**Challenge:** The complete listing should be restated exactly.

(Data listing)
────────────────────────────────────────

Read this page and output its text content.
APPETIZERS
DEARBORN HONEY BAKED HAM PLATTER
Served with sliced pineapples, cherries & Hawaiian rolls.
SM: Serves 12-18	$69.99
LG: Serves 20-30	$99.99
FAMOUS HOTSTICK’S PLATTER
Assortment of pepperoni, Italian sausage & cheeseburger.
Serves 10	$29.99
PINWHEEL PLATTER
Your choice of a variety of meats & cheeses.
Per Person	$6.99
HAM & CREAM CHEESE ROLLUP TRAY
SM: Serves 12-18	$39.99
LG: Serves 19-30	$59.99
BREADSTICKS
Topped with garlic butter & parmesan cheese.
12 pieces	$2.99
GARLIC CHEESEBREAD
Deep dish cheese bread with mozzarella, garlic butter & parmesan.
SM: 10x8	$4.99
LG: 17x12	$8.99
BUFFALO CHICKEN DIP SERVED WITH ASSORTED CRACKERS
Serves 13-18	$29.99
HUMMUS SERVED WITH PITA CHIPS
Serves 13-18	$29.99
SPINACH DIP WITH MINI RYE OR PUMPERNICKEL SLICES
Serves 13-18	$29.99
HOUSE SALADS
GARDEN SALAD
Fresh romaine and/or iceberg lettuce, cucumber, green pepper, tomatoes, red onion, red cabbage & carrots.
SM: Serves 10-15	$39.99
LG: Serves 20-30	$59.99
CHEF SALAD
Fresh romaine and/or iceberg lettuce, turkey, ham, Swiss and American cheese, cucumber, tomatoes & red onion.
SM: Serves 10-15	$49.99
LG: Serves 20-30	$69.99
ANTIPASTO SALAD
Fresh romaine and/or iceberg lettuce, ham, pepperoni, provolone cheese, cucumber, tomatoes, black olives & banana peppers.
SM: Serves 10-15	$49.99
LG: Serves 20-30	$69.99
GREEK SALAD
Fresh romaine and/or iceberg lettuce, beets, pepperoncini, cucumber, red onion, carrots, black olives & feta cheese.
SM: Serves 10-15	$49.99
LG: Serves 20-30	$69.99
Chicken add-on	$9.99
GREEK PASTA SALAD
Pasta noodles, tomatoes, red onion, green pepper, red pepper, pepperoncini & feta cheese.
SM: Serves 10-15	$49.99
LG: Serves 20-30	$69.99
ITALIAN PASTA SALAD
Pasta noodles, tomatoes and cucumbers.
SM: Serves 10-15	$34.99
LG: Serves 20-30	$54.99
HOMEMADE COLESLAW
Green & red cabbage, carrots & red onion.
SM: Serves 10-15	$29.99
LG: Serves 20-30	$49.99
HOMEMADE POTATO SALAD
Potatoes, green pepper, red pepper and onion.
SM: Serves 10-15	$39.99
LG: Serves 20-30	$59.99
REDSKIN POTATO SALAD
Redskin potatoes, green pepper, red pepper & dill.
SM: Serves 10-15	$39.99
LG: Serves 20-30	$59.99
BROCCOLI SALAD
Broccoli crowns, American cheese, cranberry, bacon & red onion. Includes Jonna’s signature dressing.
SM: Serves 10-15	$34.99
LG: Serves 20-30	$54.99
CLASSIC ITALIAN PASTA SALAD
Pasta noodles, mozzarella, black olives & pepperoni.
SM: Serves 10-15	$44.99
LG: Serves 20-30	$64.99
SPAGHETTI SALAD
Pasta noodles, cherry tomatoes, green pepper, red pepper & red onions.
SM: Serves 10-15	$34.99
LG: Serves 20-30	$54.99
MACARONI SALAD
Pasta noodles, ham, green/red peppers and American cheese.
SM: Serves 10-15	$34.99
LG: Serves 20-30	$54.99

────────────────────────────────────────

**Final result:**
Read this page and output its text content.
APPETIZERS
DEARBORN HONEY BAKED HAM PLATTER
Served with sliced pineapples, cherries & Hawaiian rolls.
SM: Serves 12-18	$69.99
LG: Serves 20-30	$99.99
FAMOUS HOTSTICK’S PLATTER
Assortment of pepperoni, Italian sausage & cheeseburger.
Serves 10	$29.99
PINWHEEL PLATTER
Your choice of a variety of meats & cheeses.
Per Person	$6.99
HAM & CREAM CHEESE ROLLUP TRAY
SM: Serves 12-18	$39.99
LG: Serves 19-30	$59.99
BREADSTICKS
Topped with garlic butter & parmesan cheese.
12 pieces	$2.99
GARLIC CHEESEBREAD
Deep dish cheese bread with mozzarella, garlic butter & parmesan.
SM: 10x8	$4.99
LG: 17x12	$8.99
BUFFALO CHICKEN DIP SERVED WITH ASSORTED CRACKERS
Serves 13-18	$29.99
HUMMUS SERVED WITH PITA CHIPS
Serves 13-18	$29.99
SPINACH DIP WITH MINI RYE OR PUMPERNICKEL SLICES
Serves 13-18	$29.99
HOUSE SALADS
GARDEN SALAD
Fresh romaine and/or iceberg lettuce, cucumber, green pepper, tomatoes, red onion, red cabbage & carrots.
SM: Serves 10-15	$39.99
LG: Serves 20-30	$59.99
CHEF SALAD
Fresh romaine and/or iceberg lettuce, turkey, ham, Swiss and American cheese, cucumber, tomatoes & red onion.
SM: Serves 10-15	$49.99
LG: Serves 20-30	$69.99
ANTIPASTO SALAD
Fresh romaine and/or iceberg lettuce, ham, pepperoni, provolone cheese, cucumber, tomatoes, black olives & banana peppers.
SM: Serves 10-15	$49.99
LG: Serves 20-30	$69.99
GREEK SALAD
Fresh romaine and/or iceberg lettuce, beets, pepperoncini, cucumber, red onion, carrots, black olives & feta cheese.
SM: Serves 10-15	$49.99
LG: Serves 20-30	$69.99
Chicken add-on	$9.99
GREEK PASTA SALAD
Pasta noodles, tomatoes, red onion, green pepper, red pepper, pepperoncini & feta cheese.
SM: Serves 10-15	$49.99
LG: Serves 20-30	$69.99
ITALIAN PASTA SALAD
Pasta noodles, tomatoes and cucumbers.
SM: Serves 10-15	$34.99
LG: Serves 20-30	$54.99
HOMEMADE COLESLAW
Green & red cabbage, carrots & red onion.
SM: Serves 10-15	$29.99
LG: Serves 20-30	$49.99
HOMEMADE POTATO SALAD
Potatoes, green pepper, red pepper and onion.
SM: Serves 10-15	$39.99
LG: Serves 20-30	$59.99
REDSKIN POTATO SALAD
Redskin potatoes, green pepper, red pepper & dill.
SM: Serves 10-15	$39.99
LG: Serves 20-30	$59.99
BROCCOLI SALAD
Broccoli crowns, American cheese, cranberry, bacon & red onion. Includes Jonna’s signature dressing.
SM: Serves 10-15	$34.99
LG: Serves 20-30	$54.99
CLASSIC ITALIAN PASTA SALAD
Pasta noodles, mozzarella, black olives & pepperoni.
SM: Serves 10-15	$44.99
LG: Serves 20-30	$64.99
SPAGHETTI SALAD
Pasta noodles, cherry tomatoes, green pepper, red pepper & red onions.
SM: Serves 10-15	$34.99
LG: Serves 20-30	$54.99
MACARONI SALAD
Pasta noodles, ham, green/red peppers and American cheese.
SM: Serves 10-15	$34.99
LG: Serves 20-30	$54.99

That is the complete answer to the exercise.